Kathryn, what was your background with the Venice Beach scene?

Kathryn: Well, I did not grow up on the West Coast but I was always aware of the history of the Venice Beach, the roller skating community, and just the overall way in which that helped to shape so much of the way that the social scene was back then. So when Kate approached me about working on this film, it was even more insightful and it really spoke to not just the musical element but, just as I said, the community element and the way in which this particular community became this heartbeat that was universal, that people from all over the world could appreciate.

Kate: Mad says in the documentary that boombox was the lifeline of Venice Beach, and that’s really what it was. It was all about the music. Without that, they’d have nothing.

The life of this movie really is the interviewees that you have, these extraordinary people with these big personalities and stories to tell. How easy was it to get them involved?

Kate: It did take a while for them to warm up for sure, but it was just me going down there every weekend on my bike and just sitting there. Obviously, the audio is not very good on Venice Beach so I’d just grab them and take them over to a palm tree and interview them. As I got deeper then Diana [Ward, producer] got involved and other people, and then I could re-shoot scenes, once I’d really narrowed down who the characters were, and who was in that original footage. It becomes about writing the story from their childhood, from their youth and their heyday, right through ’til now. So who were those key characters? It took a while to really refine that, and then Mad refused to talk to me as well. He really didn’t want to be involved. Then eventually he said, “She’s still doing a scene? Okay, she can come to Utah.” Then I had to ride on the back of his motorbike to basically get an interview from him, at great speeds going around corners, my knees nearly touching the ground. It was quite terrifying. I wrote my will in my head about five times. He eventually said, “Okay, let’s interview,” and then we went right through till four or five in the morning without any break. He doesn’t drink, take any drugs, he never has. He just kept talking. That was right when the story really took off for me because I was like, these guys are embittered over what went down, and he really believes in this. He’s the leader and so for me that was when the story really became something because he had this heartache, you know?

That man did not change at all, because you see him do that in your narrative to Sally when she first approaches him. It’s like she kind of has to prove herself before he’s willing to accept her and everyone went through that.

Kate: Yeah, I know. When he teaches people on the motorbike, as well, he’s the same way. He’d just speed by on the course and if you aren’t true to the line and you kind of take off, then he’ll be really hard on you. He’s a tough character but underneath it he’s a teddy bear. It was about the smile again. A lot of the time I think I had a secret crush on him.

I did. I immediately developed a crush on him the second he rolled onto screen. He’s an extraordinary figure. Now, as a former historian, I’m very interested in the oral history aspect of the film. I’m wondering, how did you guide their recollections, and also how much material did you end up with?

Stored rows:
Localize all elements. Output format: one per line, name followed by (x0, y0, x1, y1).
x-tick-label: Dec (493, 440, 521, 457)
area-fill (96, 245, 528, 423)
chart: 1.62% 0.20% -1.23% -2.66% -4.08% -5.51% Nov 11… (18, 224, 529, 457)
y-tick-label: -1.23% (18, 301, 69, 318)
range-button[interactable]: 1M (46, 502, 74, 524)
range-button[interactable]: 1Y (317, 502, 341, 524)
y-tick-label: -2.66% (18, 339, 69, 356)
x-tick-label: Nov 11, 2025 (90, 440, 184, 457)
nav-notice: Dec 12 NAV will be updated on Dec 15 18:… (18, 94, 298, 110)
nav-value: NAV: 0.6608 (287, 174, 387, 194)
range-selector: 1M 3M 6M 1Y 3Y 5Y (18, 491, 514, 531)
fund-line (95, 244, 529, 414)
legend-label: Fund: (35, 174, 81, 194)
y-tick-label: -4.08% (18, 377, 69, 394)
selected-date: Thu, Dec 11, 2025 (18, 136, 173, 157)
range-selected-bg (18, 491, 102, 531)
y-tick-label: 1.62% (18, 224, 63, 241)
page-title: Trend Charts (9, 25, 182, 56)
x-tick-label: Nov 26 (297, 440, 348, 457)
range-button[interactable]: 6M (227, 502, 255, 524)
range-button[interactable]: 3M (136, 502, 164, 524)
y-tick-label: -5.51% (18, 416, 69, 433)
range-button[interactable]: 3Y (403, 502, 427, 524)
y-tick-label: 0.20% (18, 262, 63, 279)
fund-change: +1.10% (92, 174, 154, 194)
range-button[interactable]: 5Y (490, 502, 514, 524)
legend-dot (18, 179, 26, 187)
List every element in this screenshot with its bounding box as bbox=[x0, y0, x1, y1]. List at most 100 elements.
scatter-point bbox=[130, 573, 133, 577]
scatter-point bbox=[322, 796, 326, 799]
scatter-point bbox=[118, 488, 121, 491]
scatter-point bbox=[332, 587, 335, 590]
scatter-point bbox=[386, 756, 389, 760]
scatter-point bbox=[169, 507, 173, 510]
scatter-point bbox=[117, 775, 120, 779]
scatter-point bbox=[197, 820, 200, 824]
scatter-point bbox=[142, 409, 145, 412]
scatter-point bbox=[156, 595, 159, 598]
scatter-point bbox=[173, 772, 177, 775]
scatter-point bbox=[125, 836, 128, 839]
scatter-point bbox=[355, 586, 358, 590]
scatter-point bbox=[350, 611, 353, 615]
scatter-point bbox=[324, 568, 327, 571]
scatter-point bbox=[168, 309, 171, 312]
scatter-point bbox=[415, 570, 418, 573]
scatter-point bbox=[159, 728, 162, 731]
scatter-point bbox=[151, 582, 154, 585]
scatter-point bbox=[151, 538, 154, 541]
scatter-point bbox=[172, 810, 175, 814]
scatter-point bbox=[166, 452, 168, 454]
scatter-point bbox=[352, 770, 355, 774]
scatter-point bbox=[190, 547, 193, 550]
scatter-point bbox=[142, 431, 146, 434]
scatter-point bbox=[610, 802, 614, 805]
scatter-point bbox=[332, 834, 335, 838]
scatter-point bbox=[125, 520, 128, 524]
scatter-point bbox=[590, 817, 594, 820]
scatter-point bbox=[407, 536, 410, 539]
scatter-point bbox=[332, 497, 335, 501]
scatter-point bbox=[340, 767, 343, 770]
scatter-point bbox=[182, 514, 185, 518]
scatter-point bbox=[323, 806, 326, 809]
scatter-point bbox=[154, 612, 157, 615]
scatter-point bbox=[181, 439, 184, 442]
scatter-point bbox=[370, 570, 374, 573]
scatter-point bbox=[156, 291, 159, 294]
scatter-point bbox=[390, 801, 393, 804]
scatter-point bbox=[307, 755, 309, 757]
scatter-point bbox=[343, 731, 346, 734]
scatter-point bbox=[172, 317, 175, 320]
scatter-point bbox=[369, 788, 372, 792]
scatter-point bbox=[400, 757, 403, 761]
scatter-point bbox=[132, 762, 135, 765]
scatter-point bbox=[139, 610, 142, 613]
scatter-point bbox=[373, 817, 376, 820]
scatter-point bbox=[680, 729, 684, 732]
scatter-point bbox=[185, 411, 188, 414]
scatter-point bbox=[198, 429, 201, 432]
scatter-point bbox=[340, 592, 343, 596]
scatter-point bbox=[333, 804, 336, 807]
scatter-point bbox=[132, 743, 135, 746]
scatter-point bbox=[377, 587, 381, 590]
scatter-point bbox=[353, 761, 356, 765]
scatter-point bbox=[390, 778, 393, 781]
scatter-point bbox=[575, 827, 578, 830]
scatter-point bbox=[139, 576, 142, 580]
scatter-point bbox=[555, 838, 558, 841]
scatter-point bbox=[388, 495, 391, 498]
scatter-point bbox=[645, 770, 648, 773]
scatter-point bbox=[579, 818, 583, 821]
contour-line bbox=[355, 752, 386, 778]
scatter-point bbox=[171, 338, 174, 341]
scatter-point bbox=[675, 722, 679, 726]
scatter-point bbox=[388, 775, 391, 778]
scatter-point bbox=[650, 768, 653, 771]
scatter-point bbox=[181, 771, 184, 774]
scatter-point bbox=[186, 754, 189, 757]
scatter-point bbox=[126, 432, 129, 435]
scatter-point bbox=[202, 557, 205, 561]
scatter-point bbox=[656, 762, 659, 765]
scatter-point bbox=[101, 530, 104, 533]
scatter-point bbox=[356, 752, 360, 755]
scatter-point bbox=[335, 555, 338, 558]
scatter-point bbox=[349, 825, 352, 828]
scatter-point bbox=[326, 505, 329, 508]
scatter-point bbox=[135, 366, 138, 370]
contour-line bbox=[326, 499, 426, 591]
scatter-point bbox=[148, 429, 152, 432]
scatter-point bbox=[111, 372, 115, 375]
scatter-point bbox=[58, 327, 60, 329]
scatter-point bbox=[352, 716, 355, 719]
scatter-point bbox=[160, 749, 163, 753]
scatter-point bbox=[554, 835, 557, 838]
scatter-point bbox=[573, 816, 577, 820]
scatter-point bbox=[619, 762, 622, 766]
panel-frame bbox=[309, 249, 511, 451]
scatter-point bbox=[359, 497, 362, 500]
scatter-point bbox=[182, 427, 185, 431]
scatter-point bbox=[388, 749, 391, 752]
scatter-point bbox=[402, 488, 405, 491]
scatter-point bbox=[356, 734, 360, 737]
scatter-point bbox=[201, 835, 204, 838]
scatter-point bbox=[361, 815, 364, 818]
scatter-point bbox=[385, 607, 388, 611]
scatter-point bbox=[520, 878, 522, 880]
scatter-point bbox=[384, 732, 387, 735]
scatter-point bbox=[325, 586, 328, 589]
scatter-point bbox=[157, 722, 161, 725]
--
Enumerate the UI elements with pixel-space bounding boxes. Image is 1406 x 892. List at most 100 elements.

What is being asked:
In the interview about the Venice Beach documentary, until what time did Kate's interview with Mad run?

Result of this exercise:
Until four or five in the morning, without any break.